◆ **Exercise**:
State how many lines in the listing below contain the string "diamond". Count only matches in that exact case, and give the number alone.

═════ Exercise inputs

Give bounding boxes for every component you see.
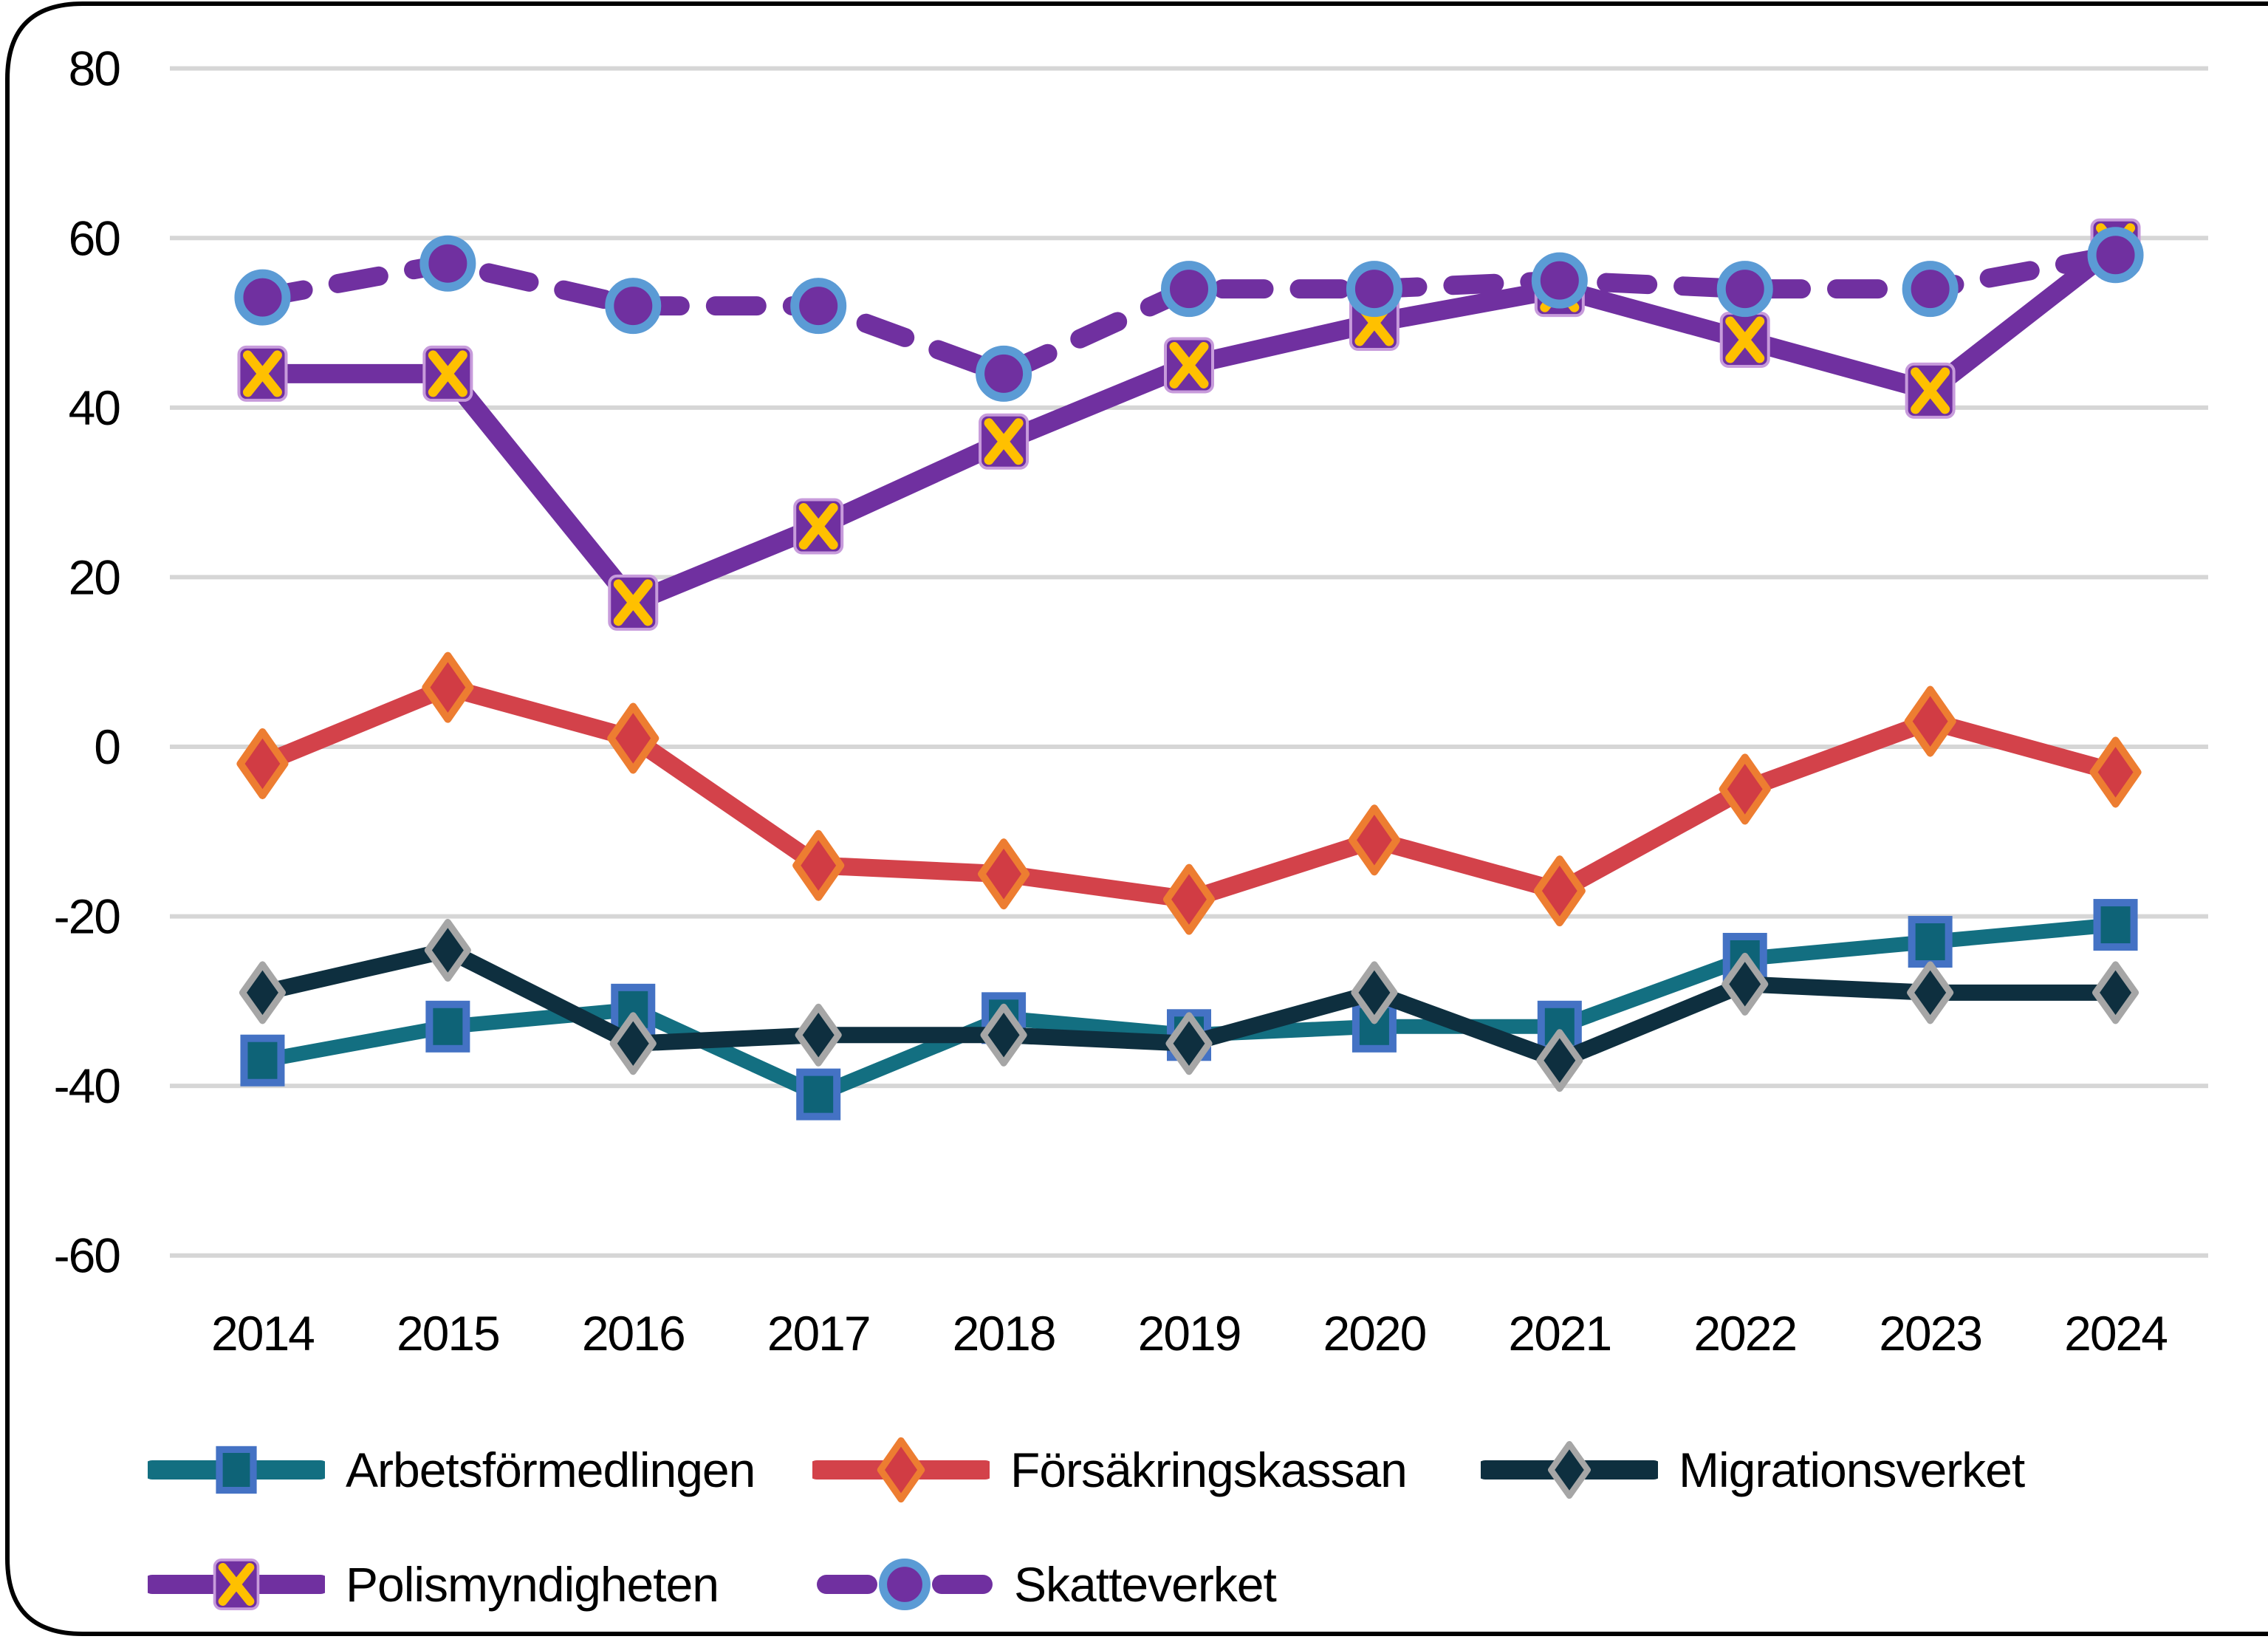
- x-axis-tick-label: 2019: [1138, 1306, 1241, 1361]
- data-point-marker: [1719, 753, 1771, 825]
- data-point-marker: [1161, 261, 1217, 318]
- data-point-marker: [2087, 227, 2144, 284]
- data-point-marker: [1902, 261, 1959, 318]
- data-point-marker: [792, 829, 845, 901]
- legend-icon-small-diamond-marker: [1481, 1440, 1658, 1499]
- y-axis-tick-label: -20: [54, 889, 120, 944]
- data-point-marker: [605, 278, 662, 335]
- data-point-marker: [213, 1559, 260, 1610]
- data-point-marker: [1536, 1029, 1583, 1092]
- x-axis-tick-label: 2015: [397, 1306, 499, 1361]
- data-point-marker: [1548, 1440, 1591, 1499]
- card-border: [5, 1, 2268, 1636]
- data-point-marker: [1533, 855, 1586, 927]
- data-point-marker: [1716, 261, 1773, 318]
- data-point-marker: [422, 345, 473, 402]
- data-point-marker: [978, 838, 1030, 910]
- data-point-marker: [1908, 916, 1953, 968]
- data-point-marker: [1346, 261, 1402, 318]
- y-axis-tick-label: 0: [94, 719, 120, 774]
- data-point-marker: [793, 498, 844, 555]
- legend-label: Arbetsförmedlingen: [346, 1443, 756, 1497]
- x-axis-tick-label: 2016: [582, 1306, 685, 1361]
- x-axis-tick-label: 2018: [953, 1306, 1055, 1361]
- y-axis-tick-label: 80: [69, 41, 120, 96]
- data-point-marker: [796, 1068, 841, 1121]
- data-point-marker: [2089, 736, 2142, 808]
- data-point-marker: [795, 1003, 842, 1067]
- y-axis-tick-label: 40: [69, 380, 120, 435]
- y-axis-tick-label: -40: [54, 1058, 120, 1113]
- data-point-marker: [234, 269, 291, 326]
- data-point-marker: [1348, 804, 1400, 876]
- legend-label: Polismyndigheten: [346, 1557, 719, 1612]
- legend-label: Försäkringskassan: [1010, 1443, 1408, 1497]
- data-point-marker: [216, 1446, 257, 1494]
- data-point-marker: [1163, 863, 1215, 935]
- y-axis-tick-label: 20: [69, 550, 120, 604]
- x-axis-tick-label: 2022: [1693, 1306, 1796, 1361]
- data-point-marker: [979, 413, 1029, 470]
- data-point-marker: [609, 1012, 657, 1075]
- data-point-marker: [422, 651, 474, 723]
- x-axis-tick-label: 2014: [211, 1306, 314, 1361]
- y-axis-tick-label: -60: [54, 1228, 120, 1283]
- legend-item-polismyndigheten: Polismyndigheten: [148, 1544, 719, 1625]
- data-point-marker: [424, 919, 471, 982]
- legend-icon-x-square-marker: [148, 1559, 325, 1610]
- x-axis-tick-label: 2023: [1879, 1306, 1981, 1361]
- data-point-marker: [877, 1437, 925, 1503]
- data-point-marker: [1719, 312, 1770, 369]
- data-point-marker: [1164, 337, 1214, 394]
- legend-icon-square-marker: [148, 1446, 325, 1494]
- data-point-marker: [976, 345, 1032, 402]
- data-point-marker: [608, 574, 659, 631]
- data-point-marker: [1351, 961, 1398, 1024]
- data-point-marker: [1907, 961, 1954, 1024]
- legend-item-forsakringskassan: Försäkringskassan: [812, 1429, 1408, 1511]
- data-point-marker: [790, 278, 847, 335]
- legend-item-skatteverket: Skatteverket: [816, 1544, 1277, 1625]
- legend-icon-dashed-circle-marker: [817, 1559, 993, 1610]
- data-point-marker: [1721, 952, 1769, 1016]
- data-point-marker: [1165, 1012, 1213, 1075]
- data-point-marker: [1531, 252, 1588, 309]
- legend-label: Migrationsverket: [1679, 1443, 2025, 1497]
- data-point-marker: [980, 1003, 1027, 1067]
- data-point-marker: [240, 1034, 285, 1087]
- data-point-marker: [239, 961, 286, 1024]
- data-point-marker: [2092, 961, 2139, 1024]
- x-axis-tick-label: 2021: [1508, 1306, 1611, 1361]
- y-axis-tick-label: 60: [69, 211, 120, 265]
- x-axis-tick-label: 2017: [767, 1306, 870, 1361]
- x-axis-tick-label: 2020: [1323, 1306, 1425, 1361]
- data-point-marker: [607, 702, 659, 774]
- legend-icon-diamond-marker: [812, 1437, 990, 1503]
- data-point-marker: [2093, 899, 2138, 951]
- data-point-marker: [237, 345, 288, 402]
- legend-item-arbetsformedlingen: Arbetsförmedlingen: [148, 1429, 756, 1511]
- data-point-marker: [1905, 362, 1956, 419]
- legend-label: Skatteverket: [1014, 1557, 1277, 1612]
- data-point-marker: [879, 1559, 931, 1610]
- legend-item-migrationsverket: Migrationsverket: [1481, 1429, 2025, 1511]
- data-point-marker: [236, 728, 289, 799]
- data-point-marker: [425, 1000, 470, 1053]
- x-axis-tick-label: 2024: [2064, 1306, 2167, 1361]
- data-point-marker: [1904, 685, 1956, 757]
- data-point-marker: [419, 235, 476, 292]
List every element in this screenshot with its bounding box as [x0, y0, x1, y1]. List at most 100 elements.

══════════

◆ **Correct answer**:
2